Output the material below unchanged, apart from leaving out the pictures.

*Available records:*
:::

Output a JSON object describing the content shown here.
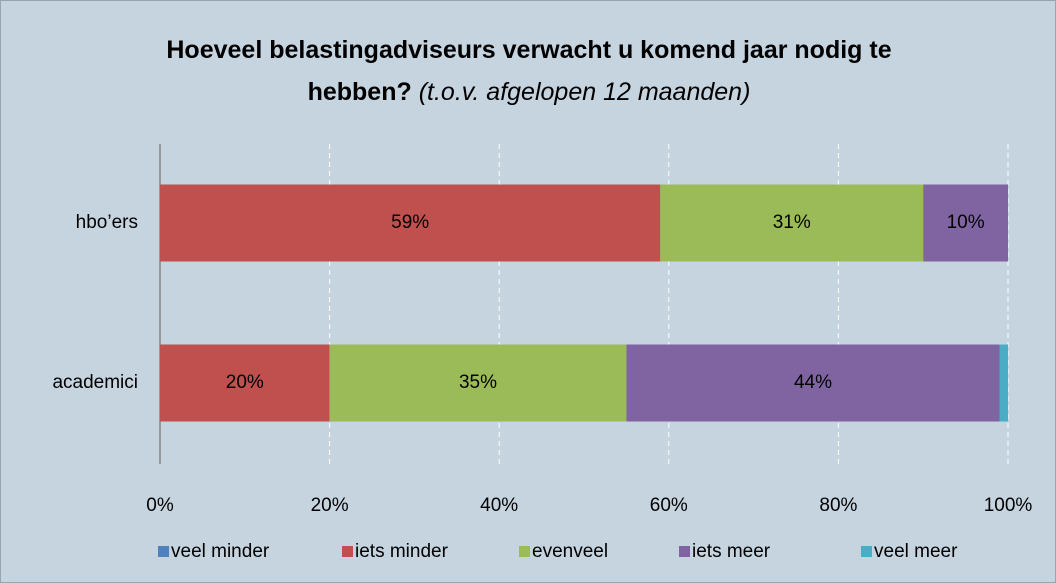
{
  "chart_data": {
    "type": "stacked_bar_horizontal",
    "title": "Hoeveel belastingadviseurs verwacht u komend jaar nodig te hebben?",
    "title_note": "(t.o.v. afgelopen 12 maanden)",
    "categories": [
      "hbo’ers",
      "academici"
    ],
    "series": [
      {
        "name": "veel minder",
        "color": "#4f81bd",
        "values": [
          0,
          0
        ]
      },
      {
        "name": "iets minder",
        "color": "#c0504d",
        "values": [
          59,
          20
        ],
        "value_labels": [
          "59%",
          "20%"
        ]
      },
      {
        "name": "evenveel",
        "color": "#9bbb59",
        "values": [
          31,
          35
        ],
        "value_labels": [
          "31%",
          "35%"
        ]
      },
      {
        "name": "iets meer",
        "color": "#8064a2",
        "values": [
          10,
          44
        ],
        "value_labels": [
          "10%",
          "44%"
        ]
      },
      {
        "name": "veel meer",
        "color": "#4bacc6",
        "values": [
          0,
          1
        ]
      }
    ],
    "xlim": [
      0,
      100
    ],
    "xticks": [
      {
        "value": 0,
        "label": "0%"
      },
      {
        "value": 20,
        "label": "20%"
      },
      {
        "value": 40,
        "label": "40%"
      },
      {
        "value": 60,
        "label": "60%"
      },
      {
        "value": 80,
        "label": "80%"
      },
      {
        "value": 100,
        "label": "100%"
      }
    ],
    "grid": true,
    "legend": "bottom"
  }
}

:::

*Task result:*
Output a JSON object describing the content shown here.
{
  "chart_data": {
    "type": "stacked_bar_horizontal",
    "title": "Hoeveel belastingadviseurs verwacht u komend jaar nodig te hebben?",
    "title_note": "(t.o.v. afgelopen 12 maanden)",
    "categories": [
      "hbo’ers",
      "academici"
    ],
    "series": [
      {
        "name": "veel minder",
        "color": "#4f81bd",
        "values": [
          0,
          0
        ]
      },
      {
        "name": "iets minder",
        "color": "#c0504d",
        "values": [
          59,
          20
        ],
        "value_labels": [
          "59%",
          "20%"
        ]
      },
      {
        "name": "evenveel",
        "color": "#9bbb59",
        "values": [
          31,
          35
        ],
        "value_labels": [
          "31%",
          "35%"
        ]
      },
      {
        "name": "iets meer",
        "color": "#8064a2",
        "values": [
          10,
          44
        ],
        "value_labels": [
          "10%",
          "44%"
        ]
      },
      {
        "name": "veel meer",
        "color": "#4bacc6",
        "values": [
          0,
          1
        ]
      }
    ],
    "xlim": [
      0,
      100
    ],
    "xticks": [
      {
        "value": 0,
        "label": "0%"
      },
      {
        "value": 20,
        "label": "20%"
      },
      {
        "value": 40,
        "label": "40%"
      },
      {
        "value": 60,
        "label": "60%"
      },
      {
        "value": 80,
        "label": "80%"
      },
      {
        "value": 100,
        "label": "100%"
      }
    ],
    "grid": true,
    "legend": "bottom"
  }
}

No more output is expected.